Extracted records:
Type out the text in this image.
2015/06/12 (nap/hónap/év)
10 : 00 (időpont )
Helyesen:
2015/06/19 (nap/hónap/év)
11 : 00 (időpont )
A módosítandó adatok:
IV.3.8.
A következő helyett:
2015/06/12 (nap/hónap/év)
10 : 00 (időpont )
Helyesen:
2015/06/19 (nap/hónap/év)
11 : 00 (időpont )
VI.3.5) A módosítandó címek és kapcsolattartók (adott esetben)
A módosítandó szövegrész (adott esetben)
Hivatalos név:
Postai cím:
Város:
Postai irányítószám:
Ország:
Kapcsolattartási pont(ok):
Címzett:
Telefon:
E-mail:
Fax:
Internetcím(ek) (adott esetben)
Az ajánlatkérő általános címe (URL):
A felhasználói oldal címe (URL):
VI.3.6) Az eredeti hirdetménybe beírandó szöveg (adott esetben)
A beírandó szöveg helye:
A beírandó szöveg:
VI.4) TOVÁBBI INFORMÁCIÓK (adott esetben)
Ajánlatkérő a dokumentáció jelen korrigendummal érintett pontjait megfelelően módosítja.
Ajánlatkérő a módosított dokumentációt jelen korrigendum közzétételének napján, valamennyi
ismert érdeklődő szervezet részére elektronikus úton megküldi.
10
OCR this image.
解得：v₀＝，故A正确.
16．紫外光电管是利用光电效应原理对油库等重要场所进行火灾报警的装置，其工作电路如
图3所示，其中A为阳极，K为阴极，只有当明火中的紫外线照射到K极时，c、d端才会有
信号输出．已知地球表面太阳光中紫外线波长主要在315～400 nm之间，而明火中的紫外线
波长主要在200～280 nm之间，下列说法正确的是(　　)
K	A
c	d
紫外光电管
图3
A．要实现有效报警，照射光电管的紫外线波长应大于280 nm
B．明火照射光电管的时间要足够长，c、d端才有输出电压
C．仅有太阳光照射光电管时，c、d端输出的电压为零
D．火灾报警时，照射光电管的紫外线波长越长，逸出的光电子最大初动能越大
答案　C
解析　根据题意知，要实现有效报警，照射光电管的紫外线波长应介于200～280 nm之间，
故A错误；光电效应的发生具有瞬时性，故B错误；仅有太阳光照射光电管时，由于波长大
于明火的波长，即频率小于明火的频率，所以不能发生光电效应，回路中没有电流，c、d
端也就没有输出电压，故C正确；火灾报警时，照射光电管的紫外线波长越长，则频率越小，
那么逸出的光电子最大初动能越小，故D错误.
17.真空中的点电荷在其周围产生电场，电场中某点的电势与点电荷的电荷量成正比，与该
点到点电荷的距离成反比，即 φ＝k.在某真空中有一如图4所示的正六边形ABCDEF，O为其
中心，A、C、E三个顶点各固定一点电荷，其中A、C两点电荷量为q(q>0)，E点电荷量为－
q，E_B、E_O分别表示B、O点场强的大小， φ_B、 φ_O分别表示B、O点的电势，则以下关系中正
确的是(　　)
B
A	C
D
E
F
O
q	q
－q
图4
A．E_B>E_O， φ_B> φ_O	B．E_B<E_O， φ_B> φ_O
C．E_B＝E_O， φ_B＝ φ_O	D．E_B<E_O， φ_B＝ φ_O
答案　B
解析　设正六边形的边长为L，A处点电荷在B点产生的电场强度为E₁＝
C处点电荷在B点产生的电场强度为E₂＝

> Task objective
Leave out every line before the one containing "OCR this image."; set down that line and all remaining lines of the material exactly.

> Full output
OCR this image.
解得：v₀＝，故A正确.
16．紫外光电管是利用光电效应原理对油库等重要场所进行火灾报警的装置，其工作电路如
图3所示，其中A为阳极，K为阴极，只有当明火中的紫外线照射到K极时，c、d端才会有
信号输出．已知地球表面太阳光中紫外线波长主要在315～400 nm之间，而明火中的紫外线
波长主要在200～280 nm之间，下列说法正确的是(　　)
K	A
c	d
紫外光电管
图3
A．要实现有效报警，照射光电管的紫外线波长应大于280 nm
B．明火照射光电管的时间要足够长，c、d端才有输出电压
C．仅有太阳光照射光电管时，c、d端输出的电压为零
D．火灾报警时，照射光电管的紫外线波长越长，逸出的光电子最大初动能越大
答案　C
解析　根据题意知，要实现有效报警，照射光电管的紫外线波长应介于200～280 nm之间，
故A错误；光电效应的发生具有瞬时性，故B错误；仅有太阳光照射光电管时，由于波长大
于明火的波长，即频率小于明火的频率，所以不能发生光电效应，回路中没有电流，c、d
端也就没有输出电压，故C正确；火灾报警时，照射光电管的紫外线波长越长，则频率越小，
那么逸出的光电子最大初动能越小，故D错误.
17.真空中的点电荷在其周围产生电场，电场中某点的电势与点电荷的电荷量成正比，与该
点到点电荷的距离成反比，即 φ＝k.在某真空中有一如图4所示的正六边形ABCDEF，O为其
中心，A、C、E三个顶点各固定一点电荷，其中A、C两点电荷量为q(q>0)，E点电荷量为－
q，E_B、E_O分别表示B、O点场强的大小， φ_B、 φ_O分别表示B、O点的电势，则以下关系中正
确的是(　　)
B
A	C
D
E
F
O
q	q
－q
图4
A．E_B>E_O， φ_B> φ_O	B．E_B<E_O， φ_B> φ_O
C．E_B＝E_O， φ_B＝ φ_O	D．E_B<E_O， φ_B＝ φ_O
答案　B
解析　设正六边形的边长为L，A处点电荷在B点产生的电场强度为E₁＝
C处点电荷在B点产生的电场强度为E₂＝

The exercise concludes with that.